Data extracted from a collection
+++
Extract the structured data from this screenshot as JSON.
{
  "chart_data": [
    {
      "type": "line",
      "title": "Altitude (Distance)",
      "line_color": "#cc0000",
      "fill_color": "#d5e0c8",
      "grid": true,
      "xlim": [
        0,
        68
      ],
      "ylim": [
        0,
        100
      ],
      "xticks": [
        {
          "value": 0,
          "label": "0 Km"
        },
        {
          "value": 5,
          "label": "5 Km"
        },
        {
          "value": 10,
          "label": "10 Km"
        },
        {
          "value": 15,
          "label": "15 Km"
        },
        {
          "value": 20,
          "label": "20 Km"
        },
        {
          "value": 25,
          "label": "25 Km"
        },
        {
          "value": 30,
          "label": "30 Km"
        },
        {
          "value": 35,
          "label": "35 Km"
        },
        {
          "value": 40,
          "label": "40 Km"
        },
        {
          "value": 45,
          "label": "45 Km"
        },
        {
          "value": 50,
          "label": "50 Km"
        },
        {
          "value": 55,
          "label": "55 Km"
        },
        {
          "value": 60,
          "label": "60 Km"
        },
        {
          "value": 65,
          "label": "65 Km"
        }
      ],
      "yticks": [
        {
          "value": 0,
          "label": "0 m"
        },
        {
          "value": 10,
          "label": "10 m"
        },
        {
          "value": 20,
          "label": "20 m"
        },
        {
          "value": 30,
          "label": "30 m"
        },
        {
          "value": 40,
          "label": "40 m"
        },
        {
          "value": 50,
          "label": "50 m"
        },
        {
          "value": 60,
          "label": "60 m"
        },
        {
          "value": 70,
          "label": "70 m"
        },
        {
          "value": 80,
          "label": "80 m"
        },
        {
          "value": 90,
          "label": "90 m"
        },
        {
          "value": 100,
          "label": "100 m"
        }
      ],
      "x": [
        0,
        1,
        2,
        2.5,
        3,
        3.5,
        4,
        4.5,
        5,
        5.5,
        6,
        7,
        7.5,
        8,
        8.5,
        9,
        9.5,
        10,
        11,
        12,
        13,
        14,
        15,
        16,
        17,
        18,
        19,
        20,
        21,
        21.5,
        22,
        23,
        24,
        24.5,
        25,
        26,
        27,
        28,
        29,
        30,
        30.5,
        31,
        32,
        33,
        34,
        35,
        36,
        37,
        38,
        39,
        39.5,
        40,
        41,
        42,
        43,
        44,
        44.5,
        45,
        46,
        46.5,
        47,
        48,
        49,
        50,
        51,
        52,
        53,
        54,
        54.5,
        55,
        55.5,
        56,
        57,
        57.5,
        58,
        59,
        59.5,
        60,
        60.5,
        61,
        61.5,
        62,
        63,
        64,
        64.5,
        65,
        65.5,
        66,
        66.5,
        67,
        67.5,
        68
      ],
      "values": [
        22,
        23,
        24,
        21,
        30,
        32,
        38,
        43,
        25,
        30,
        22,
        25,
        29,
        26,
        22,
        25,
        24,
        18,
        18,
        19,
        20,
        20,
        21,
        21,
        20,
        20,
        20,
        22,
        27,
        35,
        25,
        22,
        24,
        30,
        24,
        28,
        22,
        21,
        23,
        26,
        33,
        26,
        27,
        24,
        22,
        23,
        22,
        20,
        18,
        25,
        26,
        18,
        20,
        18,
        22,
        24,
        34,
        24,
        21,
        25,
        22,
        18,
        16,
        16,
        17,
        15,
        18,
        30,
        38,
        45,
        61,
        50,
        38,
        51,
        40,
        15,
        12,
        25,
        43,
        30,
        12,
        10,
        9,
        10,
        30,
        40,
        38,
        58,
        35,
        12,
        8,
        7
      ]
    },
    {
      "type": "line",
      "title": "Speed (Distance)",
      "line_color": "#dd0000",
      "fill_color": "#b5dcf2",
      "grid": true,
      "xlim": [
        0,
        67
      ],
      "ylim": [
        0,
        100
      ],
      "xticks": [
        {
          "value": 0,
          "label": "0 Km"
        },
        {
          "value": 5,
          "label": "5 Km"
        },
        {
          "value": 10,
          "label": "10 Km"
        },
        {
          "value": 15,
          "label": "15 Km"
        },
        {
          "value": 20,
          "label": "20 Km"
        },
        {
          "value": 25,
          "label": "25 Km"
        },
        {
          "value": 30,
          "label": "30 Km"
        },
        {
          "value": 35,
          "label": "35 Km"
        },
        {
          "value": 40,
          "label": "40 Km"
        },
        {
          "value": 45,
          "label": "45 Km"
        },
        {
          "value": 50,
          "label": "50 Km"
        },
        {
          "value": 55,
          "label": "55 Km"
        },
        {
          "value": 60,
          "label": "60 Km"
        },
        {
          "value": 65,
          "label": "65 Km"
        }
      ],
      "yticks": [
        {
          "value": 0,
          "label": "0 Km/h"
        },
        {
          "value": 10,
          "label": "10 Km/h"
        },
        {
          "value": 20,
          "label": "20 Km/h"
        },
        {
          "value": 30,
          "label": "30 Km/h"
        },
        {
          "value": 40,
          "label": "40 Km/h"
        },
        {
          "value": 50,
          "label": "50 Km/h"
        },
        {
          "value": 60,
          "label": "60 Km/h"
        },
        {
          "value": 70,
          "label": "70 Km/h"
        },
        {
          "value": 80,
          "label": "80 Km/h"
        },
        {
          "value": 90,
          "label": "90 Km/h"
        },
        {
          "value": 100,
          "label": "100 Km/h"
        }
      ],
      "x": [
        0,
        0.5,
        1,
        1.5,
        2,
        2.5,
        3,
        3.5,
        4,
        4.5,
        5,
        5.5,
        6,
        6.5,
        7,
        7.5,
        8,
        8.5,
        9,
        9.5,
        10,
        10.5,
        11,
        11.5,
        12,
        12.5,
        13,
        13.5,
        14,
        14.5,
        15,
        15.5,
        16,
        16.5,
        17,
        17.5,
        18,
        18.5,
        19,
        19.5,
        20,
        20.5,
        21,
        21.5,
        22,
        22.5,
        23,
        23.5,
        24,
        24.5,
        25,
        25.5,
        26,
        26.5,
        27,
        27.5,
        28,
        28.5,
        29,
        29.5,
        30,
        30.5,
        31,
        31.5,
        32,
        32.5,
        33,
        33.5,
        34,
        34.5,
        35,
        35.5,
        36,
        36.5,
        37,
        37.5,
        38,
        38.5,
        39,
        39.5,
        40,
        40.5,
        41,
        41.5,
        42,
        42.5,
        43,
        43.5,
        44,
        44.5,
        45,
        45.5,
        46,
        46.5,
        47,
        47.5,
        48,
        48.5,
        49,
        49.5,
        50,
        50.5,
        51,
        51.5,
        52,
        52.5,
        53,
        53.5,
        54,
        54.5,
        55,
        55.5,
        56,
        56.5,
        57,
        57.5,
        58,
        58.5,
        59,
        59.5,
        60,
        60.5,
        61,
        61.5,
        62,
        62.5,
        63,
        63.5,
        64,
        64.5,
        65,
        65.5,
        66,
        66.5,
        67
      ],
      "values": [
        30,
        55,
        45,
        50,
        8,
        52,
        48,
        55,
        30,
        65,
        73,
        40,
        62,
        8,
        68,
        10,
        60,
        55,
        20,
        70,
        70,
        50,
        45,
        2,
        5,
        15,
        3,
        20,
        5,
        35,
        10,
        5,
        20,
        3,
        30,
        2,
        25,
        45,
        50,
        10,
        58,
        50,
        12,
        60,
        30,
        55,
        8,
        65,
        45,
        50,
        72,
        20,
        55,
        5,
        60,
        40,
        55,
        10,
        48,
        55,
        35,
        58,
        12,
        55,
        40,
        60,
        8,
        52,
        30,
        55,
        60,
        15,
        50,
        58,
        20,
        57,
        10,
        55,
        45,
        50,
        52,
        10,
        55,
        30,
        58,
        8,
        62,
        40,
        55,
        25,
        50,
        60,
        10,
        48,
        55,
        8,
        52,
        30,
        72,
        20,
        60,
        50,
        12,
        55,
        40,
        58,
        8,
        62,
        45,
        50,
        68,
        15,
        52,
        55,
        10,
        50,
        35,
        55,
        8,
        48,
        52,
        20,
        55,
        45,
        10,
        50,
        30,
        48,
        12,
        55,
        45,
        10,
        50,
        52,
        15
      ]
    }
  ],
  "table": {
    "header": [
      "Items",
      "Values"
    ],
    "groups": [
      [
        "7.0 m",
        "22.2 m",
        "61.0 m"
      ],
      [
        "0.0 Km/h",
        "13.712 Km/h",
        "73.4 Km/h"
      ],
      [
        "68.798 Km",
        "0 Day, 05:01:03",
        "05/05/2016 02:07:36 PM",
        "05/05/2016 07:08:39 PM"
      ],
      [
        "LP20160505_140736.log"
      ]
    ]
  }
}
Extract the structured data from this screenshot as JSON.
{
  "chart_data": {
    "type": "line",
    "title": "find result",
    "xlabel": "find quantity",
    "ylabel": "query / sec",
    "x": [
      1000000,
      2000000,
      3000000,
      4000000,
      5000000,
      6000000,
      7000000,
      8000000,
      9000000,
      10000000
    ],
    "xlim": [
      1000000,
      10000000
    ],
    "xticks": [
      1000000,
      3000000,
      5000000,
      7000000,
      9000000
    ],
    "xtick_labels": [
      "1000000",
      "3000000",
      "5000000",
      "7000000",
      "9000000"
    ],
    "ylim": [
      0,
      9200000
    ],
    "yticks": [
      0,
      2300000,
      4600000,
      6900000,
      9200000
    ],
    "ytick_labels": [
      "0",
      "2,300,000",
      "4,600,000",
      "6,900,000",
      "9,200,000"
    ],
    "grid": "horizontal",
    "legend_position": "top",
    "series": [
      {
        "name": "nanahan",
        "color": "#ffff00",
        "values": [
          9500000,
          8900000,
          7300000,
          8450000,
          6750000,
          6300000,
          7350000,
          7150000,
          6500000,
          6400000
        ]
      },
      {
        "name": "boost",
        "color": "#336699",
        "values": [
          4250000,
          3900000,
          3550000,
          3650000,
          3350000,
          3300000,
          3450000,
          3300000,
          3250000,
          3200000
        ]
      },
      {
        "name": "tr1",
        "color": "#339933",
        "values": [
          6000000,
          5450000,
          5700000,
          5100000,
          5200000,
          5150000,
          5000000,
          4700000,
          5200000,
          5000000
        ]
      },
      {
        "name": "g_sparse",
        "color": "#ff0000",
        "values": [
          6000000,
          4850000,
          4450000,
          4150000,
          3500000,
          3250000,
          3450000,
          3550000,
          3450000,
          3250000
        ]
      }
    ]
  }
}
+++
> [WRITTEN REQUEST] From the data above, copy each line that holds "find".

> [CORRECT ANSWER]
    "title": "find result",
    "xlabel": "find quantity",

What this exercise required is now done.